> **YOUR TASK**
Every record must be repeated exactly, with no omission.

> **EXTRACTED INFORMATION**

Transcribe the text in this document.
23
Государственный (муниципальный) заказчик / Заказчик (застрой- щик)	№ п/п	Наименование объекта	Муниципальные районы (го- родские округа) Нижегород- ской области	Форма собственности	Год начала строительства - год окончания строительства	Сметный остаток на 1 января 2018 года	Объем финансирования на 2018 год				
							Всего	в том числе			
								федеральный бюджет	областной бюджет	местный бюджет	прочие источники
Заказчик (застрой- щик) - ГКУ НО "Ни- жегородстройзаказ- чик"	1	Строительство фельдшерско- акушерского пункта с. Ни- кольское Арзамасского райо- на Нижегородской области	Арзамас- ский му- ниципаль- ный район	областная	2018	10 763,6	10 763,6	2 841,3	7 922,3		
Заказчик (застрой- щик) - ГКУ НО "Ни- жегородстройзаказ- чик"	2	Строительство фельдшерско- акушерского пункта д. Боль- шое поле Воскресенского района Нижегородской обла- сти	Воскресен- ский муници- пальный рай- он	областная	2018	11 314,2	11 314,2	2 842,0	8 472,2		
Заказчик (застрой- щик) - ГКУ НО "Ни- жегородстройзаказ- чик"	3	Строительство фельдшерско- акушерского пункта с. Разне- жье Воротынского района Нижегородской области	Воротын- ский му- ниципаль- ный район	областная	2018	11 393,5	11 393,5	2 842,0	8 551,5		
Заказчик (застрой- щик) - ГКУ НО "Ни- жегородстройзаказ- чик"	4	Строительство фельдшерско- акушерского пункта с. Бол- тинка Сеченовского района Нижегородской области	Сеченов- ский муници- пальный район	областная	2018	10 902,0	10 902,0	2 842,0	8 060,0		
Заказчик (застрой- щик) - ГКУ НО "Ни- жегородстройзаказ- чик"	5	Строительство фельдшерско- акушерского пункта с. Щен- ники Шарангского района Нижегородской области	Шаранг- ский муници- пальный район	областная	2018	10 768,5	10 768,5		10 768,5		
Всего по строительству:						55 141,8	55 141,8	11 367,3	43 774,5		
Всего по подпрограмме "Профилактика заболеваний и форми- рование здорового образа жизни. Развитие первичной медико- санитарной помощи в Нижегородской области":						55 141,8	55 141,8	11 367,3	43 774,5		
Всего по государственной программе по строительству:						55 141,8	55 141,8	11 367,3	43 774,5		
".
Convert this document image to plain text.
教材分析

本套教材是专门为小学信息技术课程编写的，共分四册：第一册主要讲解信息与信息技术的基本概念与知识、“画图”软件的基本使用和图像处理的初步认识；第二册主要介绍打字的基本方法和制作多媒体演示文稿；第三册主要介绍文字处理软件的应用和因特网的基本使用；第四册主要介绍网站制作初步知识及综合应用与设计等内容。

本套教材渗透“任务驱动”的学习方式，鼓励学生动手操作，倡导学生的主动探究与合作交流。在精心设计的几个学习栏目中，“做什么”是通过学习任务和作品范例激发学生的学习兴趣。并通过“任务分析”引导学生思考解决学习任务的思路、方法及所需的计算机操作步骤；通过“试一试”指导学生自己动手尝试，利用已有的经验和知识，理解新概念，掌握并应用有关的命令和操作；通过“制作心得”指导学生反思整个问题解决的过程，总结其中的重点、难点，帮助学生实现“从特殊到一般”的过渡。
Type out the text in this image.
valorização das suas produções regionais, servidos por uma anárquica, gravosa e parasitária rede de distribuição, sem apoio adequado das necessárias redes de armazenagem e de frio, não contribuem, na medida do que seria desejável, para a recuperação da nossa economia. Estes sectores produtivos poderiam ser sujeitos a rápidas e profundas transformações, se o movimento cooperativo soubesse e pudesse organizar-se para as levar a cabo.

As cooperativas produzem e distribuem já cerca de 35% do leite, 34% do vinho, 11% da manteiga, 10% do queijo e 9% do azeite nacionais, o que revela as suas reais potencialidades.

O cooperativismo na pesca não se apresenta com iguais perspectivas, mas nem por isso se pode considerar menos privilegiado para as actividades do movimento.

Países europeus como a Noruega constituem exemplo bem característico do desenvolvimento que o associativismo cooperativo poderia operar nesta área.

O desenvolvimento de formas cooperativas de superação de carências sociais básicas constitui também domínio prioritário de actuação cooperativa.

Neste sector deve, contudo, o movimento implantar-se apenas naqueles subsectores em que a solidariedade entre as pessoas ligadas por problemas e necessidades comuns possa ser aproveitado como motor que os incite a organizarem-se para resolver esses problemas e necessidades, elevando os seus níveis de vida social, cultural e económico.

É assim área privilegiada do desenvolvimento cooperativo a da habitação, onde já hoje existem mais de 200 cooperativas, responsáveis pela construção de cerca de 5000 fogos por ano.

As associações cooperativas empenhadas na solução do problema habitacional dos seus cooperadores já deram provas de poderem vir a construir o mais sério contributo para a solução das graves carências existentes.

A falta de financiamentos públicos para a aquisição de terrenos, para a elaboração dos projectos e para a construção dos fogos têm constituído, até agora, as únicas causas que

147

> **RESPONSE FOR THIS EXERCISE**
Transcribe the text in this document.
23
Государственный (муниципальный) заказчик / Заказчик (застрой- щик)	№ п/п	Наименование объекта	Муниципальные районы (го- родские округа) Нижегород- ской области	Форма собственности	Год начала строительства - год окончания строительства	Сметный остаток на 1 января 2018 года	Объем финансирования на 2018 год				
							Всего	в том числе			
								федеральный бюджет	областной бюджет	местный бюджет	прочие источники
Заказчик (застрой- щик) - ГКУ НО "Ни- жегородстройзаказ- чик"	1	Строительство фельдшерско- акушерского пункта с. Ни- кольское Арзамасского райо- на Нижегородской области	Арзамас- ский му- ниципаль- ный район	областная	2018	10 763,6	10 763,6	2 841,3	7 922,3		
Заказчик (застрой- щик) - ГКУ НО "Ни- жегородстройзаказ- чик"	2	Строительство фельдшерско- акушерского пункта д. Боль- шое поле Воскресенского района Нижегородской обла- сти	Воскресен- ский муници- пальный рай- он	областная	2018	11 314,2	11 314,2	2 842,0	8 472,2		
Заказчик (застрой- щик) - ГКУ НО "Ни- жегородстройзаказ- чик"	3	Строительство фельдшерско- акушерского пункта с. Разне- жье Воротынского района Нижегородской области	Воротын- ский му- ниципаль- ный район	областная	2018	11 393,5	11 393,5	2 842,0	8 551,5		
Заказчик (застрой- щик) - ГКУ НО "Ни- жегородстройзаказ- чик"	4	Строительство фельдшерско- акушерского пункта с. Бол- тинка Сеченовского района Нижегородской области	Сеченов- ский муници- пальный район	областная	2018	10 902,0	10 902,0	2 842,0	8 060,0		
Заказчик (застрой- щик) - ГКУ НО "Ни- жегородстройзаказ- чик"	5	Строительство фельдшерско- акушерского пункта с. Щен- ники Шарангского района Нижегородской области	Шаранг- ский муници- пальный район	областная	2018	10 768,5	10 768,5		10 768,5		
Всего по строительству:						55 141,8	55 141,8	11 367,3	43 774,5		
Всего по подпрограмме "Профилактика заболеваний и форми- рование здорового образа жизни. Развитие первичной медико- санитарной помощи в Нижегородской области":						55 141,8	55 141,8	11 367,3	43 774,5		
Всего по государственной программе по строительству:						55 141,8	55 141,8	11 367,3	43 774,5		
".
Convert this document image to plain text.
教材分析

本套教材是专门为小学信息技术课程编写的，共分四册：第一册主要讲解信息与信息技术的基本概念与知识、“画图”软件的基本使用和图像处理的初步认识；第二册主要介绍打字的基本方法和制作多媒体演示文稿；第三册主要介绍文字处理软件的应用和因特网的基本使用；第四册主要介绍网站制作初步知识及综合应用与设计等内容。

本套教材渗透“任务驱动”的学习方式，鼓励学生动手操作，倡导学生的主动探究与合作交流。在精心设计的几个学习栏目中，“做什么”是通过学习任务和作品范例激发学生的学习兴趣。并通过“任务分析”引导学生思考解决学习任务的思路、方法及所需的计算机操作步骤；通过“试一试”指导学生自己动手尝试，利用已有的经验和知识，理解新概念，掌握并应用有关的命令和操作；通过“制作心得”指导学生反思整个问题解决的过程，总结其中的重点、难点，帮助学生实现“从特殊到一般”的过渡。
Type out the text in this image.
valorização das suas produções regionais, servidos por uma anárquica, gravosa e parasitária rede de distribuição, sem apoio adequado das necessárias redes de armazenagem e de frio, não contribuem, na medida do que seria desejável, para a recuperação da nossa economia. Estes sectores produtivos poderiam ser sujeitos a rápidas e profundas transformações, se o movimento cooperativo soubesse e pudesse organizar-se para as levar a cabo.

As cooperativas produzem e distribuem já cerca de 35% do leite, 34% do vinho, 11% da manteiga, 10% do queijo e 9% do azeite nacionais, o que revela as suas reais potencialidades.

O cooperativismo na pesca não se apresenta com iguais perspectivas, mas nem por isso se pode considerar menos privilegiado para as actividades do movimento.

Países europeus como a Noruega constituem exemplo bem característico do desenvolvimento que o associativismo cooperativo poderia operar nesta área.

O desenvolvimento de formas cooperativas de superação de carências sociais básicas constitui também domínio prioritário de actuação cooperativa.

Neste sector deve, contudo, o movimento implantar-se apenas naqueles subsectores em que a solidariedade entre as pessoas ligadas por problemas e necessidades comuns possa ser aproveitado como motor que os incite a organizarem-se para resolver esses problemas e necessidades, elevando os seus níveis de vida social, cultural e económico.

É assim área privilegiada do desenvolvimento cooperativo a da habitação, onde já hoje existem mais de 200 cooperativas, responsáveis pela construção de cerca de 5000 fogos por ano.

As associações cooperativas empenhadas na solução do problema habitacional dos seus cooperadores já deram provas de poderem vir a construir o mais sério contributo para a solução das graves carências existentes.

A falta de financiamentos públicos para a aquisição de terrenos, para a elaboração dos projectos e para a construção dos fogos têm constituído, até agora, as únicas causas que

147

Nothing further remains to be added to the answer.